** BEGIN **

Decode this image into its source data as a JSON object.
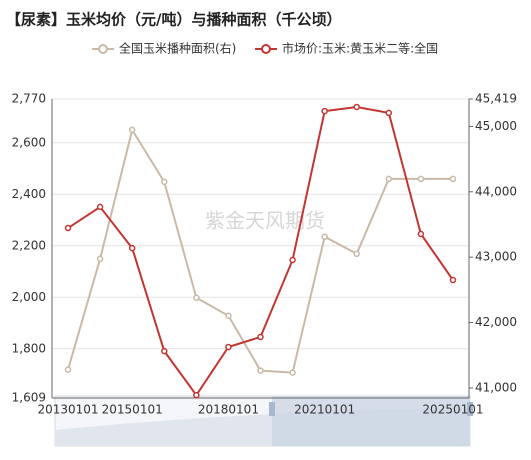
{
  "chart_data": {
    "type": "line",
    "title": "【尿素】玉米均价（元/吨）与播种面积（千公顷）",
    "watermark": "紫金天风期货",
    "categories": [
      "20130101",
      null,
      "20150101",
      null,
      null,
      "20180101",
      null,
      null,
      "20210101",
      null,
      null,
      null,
      "20250101"
    ],
    "series": [
      {
        "name": "全国玉米播种面积(右)",
        "color": "#c9b9a6",
        "axis": "y2",
        "values": [
          41281,
          42976,
          44946,
          44152,
          42380,
          42105,
          41266,
          41235,
          43312,
          43052,
          44197,
          44197,
          44197
        ]
      },
      {
        "name": "市场价:玉米:黄玉米二等:全国",
        "color": "#c23531",
        "values": [
          2269,
          2351,
          2191,
          1791,
          1620,
          1807,
          1846,
          2145,
          2723,
          2739,
          2716,
          2246,
          2067
        ]
      }
    ],
    "ylim": [
      1609,
      2770
    ],
    "yticks": [
      {
        "value": 1609,
        "label": "1,609"
      },
      {
        "value": 1800,
        "label": "1,800"
      },
      {
        "value": 2000,
        "label": "2,000"
      },
      {
        "value": 2200,
        "label": "2,200"
      },
      {
        "value": 2400,
        "label": "2,400"
      },
      {
        "value": 2600,
        "label": "2,600"
      },
      {
        "value": 2770,
        "label": "2,770"
      }
    ],
    "y2lim": [
      40847,
      45419
    ],
    "y2ticks": [
      {
        "value": 41000,
        "label": "41,000"
      },
      {
        "value": 42000,
        "label": "42,000"
      },
      {
        "value": 43000,
        "label": "43,000"
      },
      {
        "value": 44000,
        "label": "44,000"
      },
      {
        "value": 45000,
        "label": "45,000"
      },
      {
        "value": 45419,
        "label": "45,419"
      }
    ],
    "grid": true
  }
}
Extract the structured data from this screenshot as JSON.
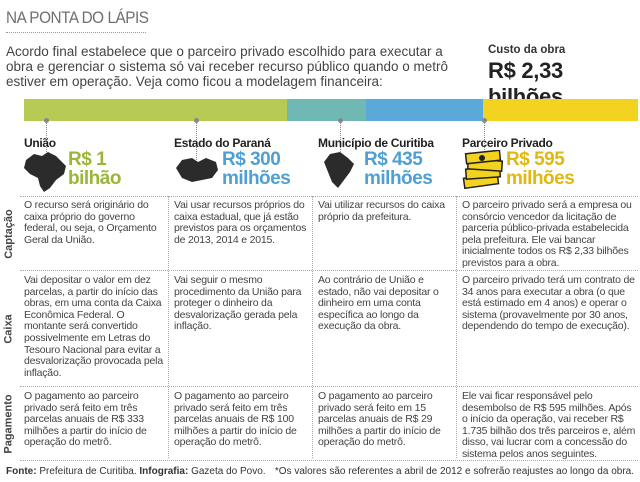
{
  "header": {
    "kicker": "NA PONTA DO LÁPIS",
    "intro": "Acordo final estabelece que o parceiro privado escolhido para executar a obra e gerenciar o sistema só vai receber recurso público quando o metrô estiver em operação. Veja como ficou a modelagem financeira:",
    "cost_label": "Custo da obra",
    "cost_value": "R$ 2,33 bilhões"
  },
  "colors": {
    "uniao": "#b7ca54",
    "estado": "#6fb8b4",
    "municipio": "#5aa9d8",
    "parceiro": "#f4d320"
  },
  "entities": [
    {
      "name": "União",
      "amount_line1": "R$ 1",
      "amount_line2": "bilhão",
      "icon": "brazil-map-icon"
    },
    {
      "name": "Estado do Paraná",
      "amount_line1": "R$ 300",
      "amount_line2": "milhões",
      "icon": "parana-map-icon"
    },
    {
      "name": "Município de Curitiba",
      "amount_line1": "R$ 435",
      "amount_line2": "milhões",
      "icon": "curitiba-map-icon"
    },
    {
      "name": "Parceiro Privado",
      "amount_line1": "R$ 595",
      "amount_line2": "milhões",
      "icon": "money-stack-icon"
    }
  ],
  "rows": [
    {
      "label": "Captação",
      "cells": [
        "O recurso será originário do caixa próprio do governo federal, ou seja, o Orçamento Geral da União.",
        "Vai usar recursos próprios do caixa estadual, que já estão previstos para os orçamentos de 2013, 2014 e 2015.",
        "Vai utilizar recursos do caixa próprio da prefeitura.",
        "O parceiro privado será a empresa ou consórcio vencedor da licitação de parceria público-privada estabelecida pela prefeitura. Ele vai bancar inicialmente todos os R$ 2,33 bilhões previstos para a obra."
      ]
    },
    {
      "label": "Caixa",
      "cells": [
        "Vai depositar o valor em dez parcelas, a partir do início das obras, em uma conta da Caixa Econômica Federal. O montante será convertido possivelmente em Letras do Tesouro Nacional para evitar a desvalorização provocada pela inflação.",
        "Vai seguir o mesmo procedimento da União para proteger o dinheiro da desvalorização gerada pela inflação.",
        "Ao contrário de União e estado, não vai depositar o dinheiro em uma conta específica ao longo da execução da obra.",
        "O parceiro privado terá um contrato de 34 anos para executar a obra (o que está estimado em 4 anos) e operar o sistema (provavelmente por 30 anos, dependendo do tempo de execução)."
      ]
    },
    {
      "label": "Pagamento",
      "cells": [
        "O pagamento ao parceiro privado será feito em três parcelas anuais de R$ 333 milhões a partir do início de operação do metrô.",
        "O pagamento ao parceiro privado será feito em três parcelas anuais de R$ 100 milhões a partir do início de operação do metrô.",
        "O pagamento ao parceiro privado será feito em 15 parcelas anuais de R$ 29 milhões a partir do início de operação do metrô.",
        "Ele vai ficar responsável pelo desembolso de R$ 595 milhões. Após o início da operação, vai receber R$ 1.735 bilhão dos três parceiros e, além disso, vai lucrar com a concessão do sistema pelos anos seguintes."
      ]
    }
  ],
  "footer": {
    "source_label": "Fonte:",
    "source_text": "Prefeitura de Curitiba.",
    "infografia_label": "Infografia:",
    "infografia_text": "Gazeta do Povo.",
    "note": "*Os valores são referentes a abril de 2012 e sofrerão reajustes ao longo da obra."
  }
}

** END **

▶ [WRITTEN REQUEST]:
Search the material above for "União". Pull out each line where it shows up.

▶ [REPLY TO THE EXERCISE]:
      "name": "União",
        "O recurso será originário do caixa próprio do governo federal, ou seja, o Orçamento Geral da União.",
        "Vai seguir o mesmo procedimento da União para proteger o dinheiro da desvalorização gerada pela inflação.",
        "Ao contrário de União e estado, não vai depositar o dinheiro em uma conta específica ao longo da execução da obra.",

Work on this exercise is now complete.